*WHAT IS EXPECTED*: Collect all lines from the records below that include the word "dowodu".

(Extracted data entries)
+ + + + +
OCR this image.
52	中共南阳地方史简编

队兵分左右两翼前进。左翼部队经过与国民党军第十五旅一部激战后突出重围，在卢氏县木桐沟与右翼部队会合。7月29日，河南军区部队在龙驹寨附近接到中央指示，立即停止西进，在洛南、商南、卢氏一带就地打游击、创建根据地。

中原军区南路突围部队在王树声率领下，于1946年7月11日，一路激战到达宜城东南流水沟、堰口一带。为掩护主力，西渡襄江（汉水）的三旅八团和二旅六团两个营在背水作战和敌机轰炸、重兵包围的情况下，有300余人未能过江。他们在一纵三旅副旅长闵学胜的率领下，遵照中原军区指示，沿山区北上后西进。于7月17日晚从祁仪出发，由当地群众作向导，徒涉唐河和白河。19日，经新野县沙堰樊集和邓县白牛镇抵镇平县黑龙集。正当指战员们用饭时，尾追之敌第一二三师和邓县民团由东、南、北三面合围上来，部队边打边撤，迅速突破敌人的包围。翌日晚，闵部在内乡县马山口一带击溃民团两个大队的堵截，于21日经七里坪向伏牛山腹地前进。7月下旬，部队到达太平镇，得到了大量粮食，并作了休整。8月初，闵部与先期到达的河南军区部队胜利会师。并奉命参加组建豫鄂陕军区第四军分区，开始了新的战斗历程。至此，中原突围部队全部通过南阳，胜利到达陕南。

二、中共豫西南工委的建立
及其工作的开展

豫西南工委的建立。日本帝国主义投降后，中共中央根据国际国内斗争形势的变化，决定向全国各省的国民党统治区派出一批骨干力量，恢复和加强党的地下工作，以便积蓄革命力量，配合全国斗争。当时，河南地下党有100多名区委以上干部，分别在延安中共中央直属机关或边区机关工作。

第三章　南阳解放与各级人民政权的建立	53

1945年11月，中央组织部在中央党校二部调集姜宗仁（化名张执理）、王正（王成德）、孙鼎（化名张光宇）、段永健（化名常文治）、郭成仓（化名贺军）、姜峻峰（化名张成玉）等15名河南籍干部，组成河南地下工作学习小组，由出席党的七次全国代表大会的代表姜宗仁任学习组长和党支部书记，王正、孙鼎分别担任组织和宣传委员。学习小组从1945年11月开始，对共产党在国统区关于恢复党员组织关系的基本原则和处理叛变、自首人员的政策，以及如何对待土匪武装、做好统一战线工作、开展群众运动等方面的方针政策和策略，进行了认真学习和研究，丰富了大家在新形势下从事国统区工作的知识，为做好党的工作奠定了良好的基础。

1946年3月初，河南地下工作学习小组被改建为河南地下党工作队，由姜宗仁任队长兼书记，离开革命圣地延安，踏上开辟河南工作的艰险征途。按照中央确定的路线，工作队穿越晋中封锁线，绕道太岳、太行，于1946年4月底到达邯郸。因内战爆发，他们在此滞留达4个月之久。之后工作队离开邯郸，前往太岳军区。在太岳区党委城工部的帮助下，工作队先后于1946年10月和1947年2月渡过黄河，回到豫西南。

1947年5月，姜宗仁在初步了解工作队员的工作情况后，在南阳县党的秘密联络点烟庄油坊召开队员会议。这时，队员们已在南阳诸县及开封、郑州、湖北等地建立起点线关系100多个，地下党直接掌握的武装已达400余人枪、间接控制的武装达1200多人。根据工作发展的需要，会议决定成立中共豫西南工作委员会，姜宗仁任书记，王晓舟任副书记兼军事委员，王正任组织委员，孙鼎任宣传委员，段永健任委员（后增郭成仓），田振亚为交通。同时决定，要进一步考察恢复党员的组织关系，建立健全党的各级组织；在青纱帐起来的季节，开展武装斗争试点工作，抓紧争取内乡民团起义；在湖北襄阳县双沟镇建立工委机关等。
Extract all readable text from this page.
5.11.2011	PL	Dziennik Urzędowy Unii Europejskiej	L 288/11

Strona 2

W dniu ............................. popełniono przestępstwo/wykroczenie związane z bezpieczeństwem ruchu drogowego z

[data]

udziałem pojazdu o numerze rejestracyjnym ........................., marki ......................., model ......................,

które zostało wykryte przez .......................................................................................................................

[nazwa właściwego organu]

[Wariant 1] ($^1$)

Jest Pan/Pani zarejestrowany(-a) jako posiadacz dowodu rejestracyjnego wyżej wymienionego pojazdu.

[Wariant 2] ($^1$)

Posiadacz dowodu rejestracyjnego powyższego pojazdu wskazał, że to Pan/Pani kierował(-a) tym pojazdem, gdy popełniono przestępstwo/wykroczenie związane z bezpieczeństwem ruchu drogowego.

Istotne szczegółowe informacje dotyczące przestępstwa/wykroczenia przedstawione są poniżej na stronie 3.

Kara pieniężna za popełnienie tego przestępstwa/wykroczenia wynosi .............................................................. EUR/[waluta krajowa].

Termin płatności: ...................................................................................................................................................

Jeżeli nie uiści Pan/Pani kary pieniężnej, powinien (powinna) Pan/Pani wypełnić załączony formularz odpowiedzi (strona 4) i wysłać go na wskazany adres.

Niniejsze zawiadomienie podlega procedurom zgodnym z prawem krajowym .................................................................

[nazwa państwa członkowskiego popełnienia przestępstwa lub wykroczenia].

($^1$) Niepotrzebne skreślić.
+ + + + +
*RESULT OF THIS EXERCISE*:
Jest Pan/Pani zarejestrowany(-a) jako posiadacz dowodu rejestracyjnego wyżej wymienionego pojazdu.
Posiadacz dowodu rejestracyjnego powyższego pojazdu wskazał, że to Pan/Pani kierował(-a) tym pojazdem, gdy popełniono przestępstwo/wykroczenie związane z bezpieczeństwem ruchu drogowego.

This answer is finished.